INSTRUCTIONS TO FOLLOW:
Print every record below exactly as written.

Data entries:
------------------------------------------------------------

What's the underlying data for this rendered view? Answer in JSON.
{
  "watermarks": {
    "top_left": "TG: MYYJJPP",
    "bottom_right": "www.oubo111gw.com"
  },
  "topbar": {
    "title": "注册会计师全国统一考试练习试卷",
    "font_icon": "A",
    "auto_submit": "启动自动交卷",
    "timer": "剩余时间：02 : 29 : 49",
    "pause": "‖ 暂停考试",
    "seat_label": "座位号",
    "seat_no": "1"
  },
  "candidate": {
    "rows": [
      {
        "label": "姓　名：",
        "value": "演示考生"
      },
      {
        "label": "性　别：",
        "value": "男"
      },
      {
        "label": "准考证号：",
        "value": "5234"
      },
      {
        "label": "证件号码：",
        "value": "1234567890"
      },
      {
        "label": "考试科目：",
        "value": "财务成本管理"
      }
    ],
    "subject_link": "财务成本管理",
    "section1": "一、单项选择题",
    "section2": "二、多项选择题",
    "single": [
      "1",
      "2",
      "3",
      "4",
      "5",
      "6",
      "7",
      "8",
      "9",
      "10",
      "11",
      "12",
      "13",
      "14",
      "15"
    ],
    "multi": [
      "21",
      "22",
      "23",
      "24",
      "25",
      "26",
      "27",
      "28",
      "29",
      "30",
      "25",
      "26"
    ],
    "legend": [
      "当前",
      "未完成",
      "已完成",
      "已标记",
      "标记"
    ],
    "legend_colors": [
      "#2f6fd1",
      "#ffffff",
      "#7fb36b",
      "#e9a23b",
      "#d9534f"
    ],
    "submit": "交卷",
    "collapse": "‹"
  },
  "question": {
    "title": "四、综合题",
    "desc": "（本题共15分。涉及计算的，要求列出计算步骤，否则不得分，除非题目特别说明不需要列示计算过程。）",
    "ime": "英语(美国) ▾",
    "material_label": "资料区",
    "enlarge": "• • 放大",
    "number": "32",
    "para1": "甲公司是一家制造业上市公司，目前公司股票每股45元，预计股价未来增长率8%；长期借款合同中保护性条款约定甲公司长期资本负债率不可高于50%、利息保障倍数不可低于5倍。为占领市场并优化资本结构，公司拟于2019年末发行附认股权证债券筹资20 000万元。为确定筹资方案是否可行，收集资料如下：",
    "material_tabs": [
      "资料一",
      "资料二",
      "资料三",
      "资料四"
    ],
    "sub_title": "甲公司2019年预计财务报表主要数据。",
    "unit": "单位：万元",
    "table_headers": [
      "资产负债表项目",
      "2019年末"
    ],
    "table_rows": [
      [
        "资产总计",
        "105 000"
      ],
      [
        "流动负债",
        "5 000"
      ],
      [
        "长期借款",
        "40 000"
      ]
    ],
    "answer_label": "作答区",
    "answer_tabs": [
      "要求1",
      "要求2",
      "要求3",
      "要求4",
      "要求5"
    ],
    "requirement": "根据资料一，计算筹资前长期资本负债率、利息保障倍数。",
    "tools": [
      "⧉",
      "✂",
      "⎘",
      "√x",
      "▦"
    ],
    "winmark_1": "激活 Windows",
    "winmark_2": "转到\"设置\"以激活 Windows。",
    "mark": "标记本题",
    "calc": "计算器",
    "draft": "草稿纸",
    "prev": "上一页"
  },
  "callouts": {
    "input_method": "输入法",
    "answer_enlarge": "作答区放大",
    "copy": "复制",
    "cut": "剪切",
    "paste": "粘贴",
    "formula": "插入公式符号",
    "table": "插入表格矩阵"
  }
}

------------------------------------------------------------

RESULT OF THIS TASK:
What's the underlying data for this rendered view? Answer in JSON.
{
  "watermarks": {
    "top_left": "TG: MYYJJPP",
    "bottom_right": "www.oubo111gw.com"
  },
  "topbar": {
    "title": "注册会计师全国统一考试练习试卷",
    "font_icon": "A",
    "auto_submit": "启动自动交卷",
    "timer": "剩余时间：02 : 29 : 49",
    "pause": "‖ 暂停考试",
    "seat_label": "座位号",
    "seat_no": "1"
  },
  "candidate": {
    "rows": [
      {
        "label": "姓　名：",
        "value": "演示考生"
      },
      {
        "label": "性　别：",
        "value": "男"
      },
      {
        "label": "准考证号：",
        "value": "5234"
      },
      {
        "label": "证件号码：",
        "value": "1234567890"
      },
      {
        "label": "考试科目：",
        "value": "财务成本管理"
      }
    ],
    "subject_link": "财务成本管理",
    "section1": "一、单项选择题",
    "section2": "二、多项选择题",
    "single": [
      "1",
      "2",
      "3",
      "4",
      "5",
      "6",
      "7",
      "8",
      "9",
      "10",
      "11",
      "12",
      "13",
      "14",
      "15"
    ],
    "multi": [
      "21",
      "22",
      "23",
      "24",
      "25",
      "26",
      "27",
      "28",
      "29",
      "30",
      "25",
      "26"
    ],
    "legend": [
      "当前",
      "未完成",
      "已完成",
      "已标记",
      "标记"
    ],
    "legend_colors": [
      "#2f6fd1",
      "#ffffff",
      "#7fb36b",
      "#e9a23b",
      "#d9534f"
    ],
    "submit": "交卷",
    "collapse": "‹"
  },
  "question": {
    "title": "四、综合题",
    "desc": "（本题共15分。涉及计算的，要求列出计算步骤，否则不得分，除非题目特别说明不需要列示计算过程。）",
    "ime": "英语(美国) ▾",
    "material_label": "资料区",
    "enlarge": "• • 放大",
    "number": "32",
    "para1": "甲公司是一家制造业上市公司，目前公司股票每股45元，预计股价未来增长率8%；长期借款合同中保护性条款约定甲公司长期资本负债率不可高于50%、利息保障倍数不可低于5倍。为占领市场并优化资本结构，公司拟于2019年末发行附认股权证债券筹资20 000万元。为确定筹资方案是否可行，收集资料如下：",
    "material_tabs": [
      "资料一",
      "资料二",
      "资料三",
      "资料四"
    ],
    "sub_title": "甲公司2019年预计财务报表主要数据。",
    "unit": "单位：万元",
    "table_headers": [
      "资产负债表项目",
      "2019年末"
    ],
    "table_rows": [
      [
        "资产总计",
        "105 000"
      ],
      [
        "流动负债",
        "5 000"
      ],
      [
        "长期借款",
        "40 000"
      ]
    ],
    "answer_label": "作答区",
    "answer_tabs": [
      "要求1",
      "要求2",
      "要求3",
      "要求4",
      "要求5"
    ],
    "requirement": "根据资料一，计算筹资前长期资本负债率、利息保障倍数。",
    "tools": [
      "⧉",
      "✂",
      "⎘",
      "√x",
      "▦"
    ],
    "winmark_1": "激活 Windows",
    "winmark_2": "转到\"设置\"以激活 Windows。",
    "mark": "标记本题",
    "calc": "计算器",
    "draft": "草稿纸",
    "prev": "上一页"
  },
  "callouts": {
    "input_method": "输入法",
    "answer_enlarge": "作答区放大",
    "copy": "复制",
    "cut": "剪切",
    "paste": "粘贴",
    "formula": "插入公式符号",
    "table": "插入表格矩阵"
  }
}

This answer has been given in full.